REQUIRED TASK » Would you return all of this data exactly, leaving nothing out?

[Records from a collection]
■ ■ ■ ■
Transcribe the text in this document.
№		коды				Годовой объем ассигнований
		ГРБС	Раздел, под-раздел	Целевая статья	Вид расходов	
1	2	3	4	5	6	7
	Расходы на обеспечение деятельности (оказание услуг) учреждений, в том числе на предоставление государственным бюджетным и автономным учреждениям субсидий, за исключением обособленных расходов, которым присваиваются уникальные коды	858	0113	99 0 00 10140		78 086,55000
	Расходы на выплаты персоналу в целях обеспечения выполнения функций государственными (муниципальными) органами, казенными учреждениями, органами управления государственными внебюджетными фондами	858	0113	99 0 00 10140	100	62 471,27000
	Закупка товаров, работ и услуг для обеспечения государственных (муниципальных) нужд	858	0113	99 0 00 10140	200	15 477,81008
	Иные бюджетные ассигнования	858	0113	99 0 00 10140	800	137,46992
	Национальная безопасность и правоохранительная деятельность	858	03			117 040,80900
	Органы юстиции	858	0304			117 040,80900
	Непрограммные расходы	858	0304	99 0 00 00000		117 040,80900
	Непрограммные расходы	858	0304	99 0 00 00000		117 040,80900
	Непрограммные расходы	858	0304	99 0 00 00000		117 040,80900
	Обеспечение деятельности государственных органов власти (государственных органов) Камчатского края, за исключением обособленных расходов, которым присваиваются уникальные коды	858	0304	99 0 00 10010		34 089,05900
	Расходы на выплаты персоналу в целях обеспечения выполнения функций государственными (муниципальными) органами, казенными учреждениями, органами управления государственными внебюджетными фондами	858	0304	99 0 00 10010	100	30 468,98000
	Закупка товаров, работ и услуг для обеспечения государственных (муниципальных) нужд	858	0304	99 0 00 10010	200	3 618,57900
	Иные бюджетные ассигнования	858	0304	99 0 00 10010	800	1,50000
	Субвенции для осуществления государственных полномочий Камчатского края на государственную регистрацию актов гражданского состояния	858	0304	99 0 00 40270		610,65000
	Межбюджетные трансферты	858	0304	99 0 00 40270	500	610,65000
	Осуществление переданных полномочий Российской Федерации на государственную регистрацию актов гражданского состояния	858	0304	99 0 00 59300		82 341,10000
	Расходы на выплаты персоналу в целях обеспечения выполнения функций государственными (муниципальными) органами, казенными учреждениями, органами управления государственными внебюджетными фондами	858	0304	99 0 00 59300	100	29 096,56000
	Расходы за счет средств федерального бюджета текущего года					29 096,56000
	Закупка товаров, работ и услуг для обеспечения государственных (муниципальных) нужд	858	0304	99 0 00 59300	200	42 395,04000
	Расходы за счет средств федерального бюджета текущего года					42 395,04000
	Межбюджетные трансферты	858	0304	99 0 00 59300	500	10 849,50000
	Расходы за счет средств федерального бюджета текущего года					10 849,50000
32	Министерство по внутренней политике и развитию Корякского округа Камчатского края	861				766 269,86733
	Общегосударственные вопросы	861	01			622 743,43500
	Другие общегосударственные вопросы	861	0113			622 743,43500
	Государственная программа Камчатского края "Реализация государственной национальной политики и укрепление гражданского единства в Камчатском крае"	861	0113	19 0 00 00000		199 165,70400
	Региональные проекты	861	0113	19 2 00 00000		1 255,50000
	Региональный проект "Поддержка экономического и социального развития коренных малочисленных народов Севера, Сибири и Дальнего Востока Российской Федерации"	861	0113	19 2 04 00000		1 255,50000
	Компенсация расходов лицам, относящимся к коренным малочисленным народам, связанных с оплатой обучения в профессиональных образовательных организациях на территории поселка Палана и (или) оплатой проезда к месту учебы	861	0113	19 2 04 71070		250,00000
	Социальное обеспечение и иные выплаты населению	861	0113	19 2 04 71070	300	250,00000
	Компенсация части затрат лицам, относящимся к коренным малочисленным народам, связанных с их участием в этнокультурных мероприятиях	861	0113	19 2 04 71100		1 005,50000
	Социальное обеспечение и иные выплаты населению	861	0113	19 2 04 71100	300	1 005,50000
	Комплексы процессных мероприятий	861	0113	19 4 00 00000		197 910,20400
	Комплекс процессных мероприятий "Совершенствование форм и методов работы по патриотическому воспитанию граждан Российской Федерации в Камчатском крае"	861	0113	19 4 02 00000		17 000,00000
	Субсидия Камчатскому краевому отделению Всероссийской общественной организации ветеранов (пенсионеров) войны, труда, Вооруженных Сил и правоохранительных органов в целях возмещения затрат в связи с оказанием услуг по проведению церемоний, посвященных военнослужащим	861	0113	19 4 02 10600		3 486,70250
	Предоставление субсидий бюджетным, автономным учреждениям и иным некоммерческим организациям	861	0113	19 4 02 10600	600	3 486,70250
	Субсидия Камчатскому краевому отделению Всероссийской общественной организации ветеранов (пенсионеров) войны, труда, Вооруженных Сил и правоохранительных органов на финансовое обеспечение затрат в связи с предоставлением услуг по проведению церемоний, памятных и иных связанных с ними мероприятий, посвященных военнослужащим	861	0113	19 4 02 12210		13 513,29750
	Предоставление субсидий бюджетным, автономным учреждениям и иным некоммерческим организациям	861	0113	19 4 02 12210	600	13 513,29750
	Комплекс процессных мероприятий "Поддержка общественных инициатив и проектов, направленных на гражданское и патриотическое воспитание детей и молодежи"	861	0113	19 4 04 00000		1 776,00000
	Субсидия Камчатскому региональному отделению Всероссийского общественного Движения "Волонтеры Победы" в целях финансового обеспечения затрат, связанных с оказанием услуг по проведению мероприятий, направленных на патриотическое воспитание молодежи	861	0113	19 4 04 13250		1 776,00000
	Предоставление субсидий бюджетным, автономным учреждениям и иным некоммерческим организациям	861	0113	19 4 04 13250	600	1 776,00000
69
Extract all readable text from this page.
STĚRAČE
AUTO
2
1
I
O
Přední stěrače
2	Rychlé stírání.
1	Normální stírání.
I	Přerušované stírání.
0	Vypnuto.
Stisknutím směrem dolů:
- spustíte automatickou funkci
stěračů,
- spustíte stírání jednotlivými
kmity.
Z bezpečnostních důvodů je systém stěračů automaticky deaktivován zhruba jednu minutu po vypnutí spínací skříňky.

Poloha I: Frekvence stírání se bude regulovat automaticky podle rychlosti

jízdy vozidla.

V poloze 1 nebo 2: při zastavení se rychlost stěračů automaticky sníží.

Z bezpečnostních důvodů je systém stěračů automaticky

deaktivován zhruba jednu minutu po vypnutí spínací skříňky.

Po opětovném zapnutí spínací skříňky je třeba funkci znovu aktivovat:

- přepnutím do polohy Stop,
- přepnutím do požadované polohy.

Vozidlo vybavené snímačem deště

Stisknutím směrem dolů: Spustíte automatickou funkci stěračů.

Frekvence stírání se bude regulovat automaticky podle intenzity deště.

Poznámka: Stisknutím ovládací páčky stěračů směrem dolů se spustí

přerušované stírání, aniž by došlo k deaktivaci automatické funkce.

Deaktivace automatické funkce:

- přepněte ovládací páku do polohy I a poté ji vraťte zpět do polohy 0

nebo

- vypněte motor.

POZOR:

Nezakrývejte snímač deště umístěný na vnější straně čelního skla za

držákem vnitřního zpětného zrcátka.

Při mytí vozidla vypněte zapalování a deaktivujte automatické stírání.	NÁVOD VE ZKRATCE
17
■ ■ ■ ■
TASK ANSWER »
Transcribe the text in this document.
№		коды				Годовой объем ассигнований
		ГРБС	Раздел, под-раздел	Целевая статья	Вид расходов	
1	2	3	4	5	6	7
	Расходы на обеспечение деятельности (оказание услуг) учреждений, в том числе на предоставление государственным бюджетным и автономным учреждениям субсидий, за исключением обособленных расходов, которым присваиваются уникальные коды	858	0113	99 0 00 10140		78 086,55000
	Расходы на выплаты персоналу в целях обеспечения выполнения функций государственными (муниципальными) органами, казенными учреждениями, органами управления государственными внебюджетными фондами	858	0113	99 0 00 10140	100	62 471,27000
	Закупка товаров, работ и услуг для обеспечения государственных (муниципальных) нужд	858	0113	99 0 00 10140	200	15 477,81008
	Иные бюджетные ассигнования	858	0113	99 0 00 10140	800	137,46992
	Национальная безопасность и правоохранительная деятельность	858	03			117 040,80900
	Органы юстиции	858	0304			117 040,80900
	Непрограммные расходы	858	0304	99 0 00 00000		117 040,80900
	Непрограммные расходы	858	0304	99 0 00 00000		117 040,80900
	Непрограммные расходы	858	0304	99 0 00 00000		117 040,80900
	Обеспечение деятельности государственных органов власти (государственных органов) Камчатского края, за исключением обособленных расходов, которым присваиваются уникальные коды	858	0304	99 0 00 10010		34 089,05900
	Расходы на выплаты персоналу в целях обеспечения выполнения функций государственными (муниципальными) органами, казенными учреждениями, органами управления государственными внебюджетными фондами	858	0304	99 0 00 10010	100	30 468,98000
	Закупка товаров, работ и услуг для обеспечения государственных (муниципальных) нужд	858	0304	99 0 00 10010	200	3 618,57900
	Иные бюджетные ассигнования	858	0304	99 0 00 10010	800	1,50000
	Субвенции для осуществления государственных полномочий Камчатского края на государственную регистрацию актов гражданского состояния	858	0304	99 0 00 40270		610,65000
	Межбюджетные трансферты	858	0304	99 0 00 40270	500	610,65000
	Осуществление переданных полномочий Российской Федерации на государственную регистрацию актов гражданского состояния	858	0304	99 0 00 59300		82 341,10000
	Расходы на выплаты персоналу в целях обеспечения выполнения функций государственными (муниципальными) органами, казенными учреждениями, органами управления государственными внебюджетными фондами	858	0304	99 0 00 59300	100	29 096,56000
	Расходы за счет средств федерального бюджета текущего года					29 096,56000
	Закупка товаров, работ и услуг для обеспечения государственных (муниципальных) нужд	858	0304	99 0 00 59300	200	42 395,04000
	Расходы за счет средств федерального бюджета текущего года					42 395,04000
	Межбюджетные трансферты	858	0304	99 0 00 59300	500	10 849,50000
	Расходы за счет средств федерального бюджета текущего года					10 849,50000
32	Министерство по внутренней политике и развитию Корякского округа Камчатского края	861				766 269,86733
	Общегосударственные вопросы	861	01			622 743,43500
	Другие общегосударственные вопросы	861	0113			622 743,43500
	Государственная программа Камчатского края "Реализация государственной национальной политики и укрепление гражданского единства в Камчатском крае"	861	0113	19 0 00 00000		199 165,70400
	Региональные проекты	861	0113	19 2 00 00000		1 255,50000
	Региональный проект "Поддержка экономического и социального развития коренных малочисленных народов Севера, Сибири и Дальнего Востока Российской Федерации"	861	0113	19 2 04 00000		1 255,50000
	Компенсация расходов лицам, относящимся к коренным малочисленным народам, связанных с оплатой обучения в профессиональных образовательных организациях на территории поселка Палана и (или) оплатой проезда к месту учебы	861	0113	19 2 04 71070		250,00000
	Социальное обеспечение и иные выплаты населению	861	0113	19 2 04 71070	300	250,00000
	Компенсация части затрат лицам, относящимся к коренным малочисленным народам, связанных с их участием в этнокультурных мероприятиях	861	0113	19 2 04 71100		1 005,50000
	Социальное обеспечение и иные выплаты населению	861	0113	19 2 04 71100	300	1 005,50000
	Комплексы процессных мероприятий	861	0113	19 4 00 00000		197 910,20400
	Комплекс процессных мероприятий "Совершенствование форм и методов работы по патриотическому воспитанию граждан Российской Федерации в Камчатском крае"	861	0113	19 4 02 00000		17 000,00000
	Субсидия Камчатскому краевому отделению Всероссийской общественной организации ветеранов (пенсионеров) войны, труда, Вооруженных Сил и правоохранительных органов в целях возмещения затрат в связи с оказанием услуг по проведению церемоний, посвященных военнослужащим	861	0113	19 4 02 10600		3 486,70250
	Предоставление субсидий бюджетным, автономным учреждениям и иным некоммерческим организациям	861	0113	19 4 02 10600	600	3 486,70250
	Субсидия Камчатскому краевому отделению Всероссийской общественной организации ветеранов (пенсионеров) войны, труда, Вооруженных Сил и правоохранительных органов на финансовое обеспечение затрат в связи с предоставлением услуг по проведению церемоний, памятных и иных связанных с ними мероприятий, посвященных военнослужащим	861	0113	19 4 02 12210		13 513,29750
	Предоставление субсидий бюджетным, автономным учреждениям и иным некоммерческим организациям	861	0113	19 4 02 12210	600	13 513,29750
	Комплекс процессных мероприятий "Поддержка общественных инициатив и проектов, направленных на гражданское и патриотическое воспитание детей и молодежи"	861	0113	19 4 04 00000		1 776,00000
	Субсидия Камчатскому региональному отделению Всероссийского общественного Движения "Волонтеры Победы" в целях финансового обеспечения затрат, связанных с оказанием услуг по проведению мероприятий, направленных на патриотическое воспитание молодежи	861	0113	19 4 04 13250		1 776,00000
	Предоставление субсидий бюджетным, автономным учреждениям и иным некоммерческим организациям	861	0113	19 4 04 13250	600	1 776,00000
69
Extract all readable text from this page.
STĚRAČE
AUTO
2
1
I
O
Přední stěrače
2	Rychlé stírání.
1	Normální stírání.
I	Přerušované stírání.
0	Vypnuto.
Stisknutím směrem dolů:
- spustíte automatickou funkci
stěračů,
- spustíte stírání jednotlivými
kmity.
Z bezpečnostních důvodů je systém stěračů automaticky deaktivován zhruba jednu minutu po vypnutí spínací skříňky.

Poloha I: Frekvence stírání se bude regulovat automaticky podle rychlosti

jízdy vozidla.

V poloze 1 nebo 2: při zastavení se rychlost stěračů automaticky sníží.

Z bezpečnostních důvodů je systém stěračů automaticky

deaktivován zhruba jednu minutu po vypnutí spínací skříňky.

Po opětovném zapnutí spínací skříňky je třeba funkci znovu aktivovat:

- přepnutím do polohy Stop,
- přepnutím do požadované polohy.

Vozidlo vybavené snímačem deště

Stisknutím směrem dolů: Spustíte automatickou funkci stěračů.

Frekvence stírání se bude regulovat automaticky podle intenzity deště.

Poznámka: Stisknutím ovládací páčky stěračů směrem dolů se spustí

přerušované stírání, aniž by došlo k deaktivaci automatické funkce.

Deaktivace automatické funkce:

- přepněte ovládací páku do polohy I a poté ji vraťte zpět do polohy 0

nebo

- vypněte motor.

POZOR:

Nezakrývejte snímač deště umístěný na vnější straně čelního skla za

držákem vnitřního zpětného zrcátka.

Při mytí vozidla vypněte zapalování a deaktivujte automatické stírání.	NÁVOD VE ZKRATCE
17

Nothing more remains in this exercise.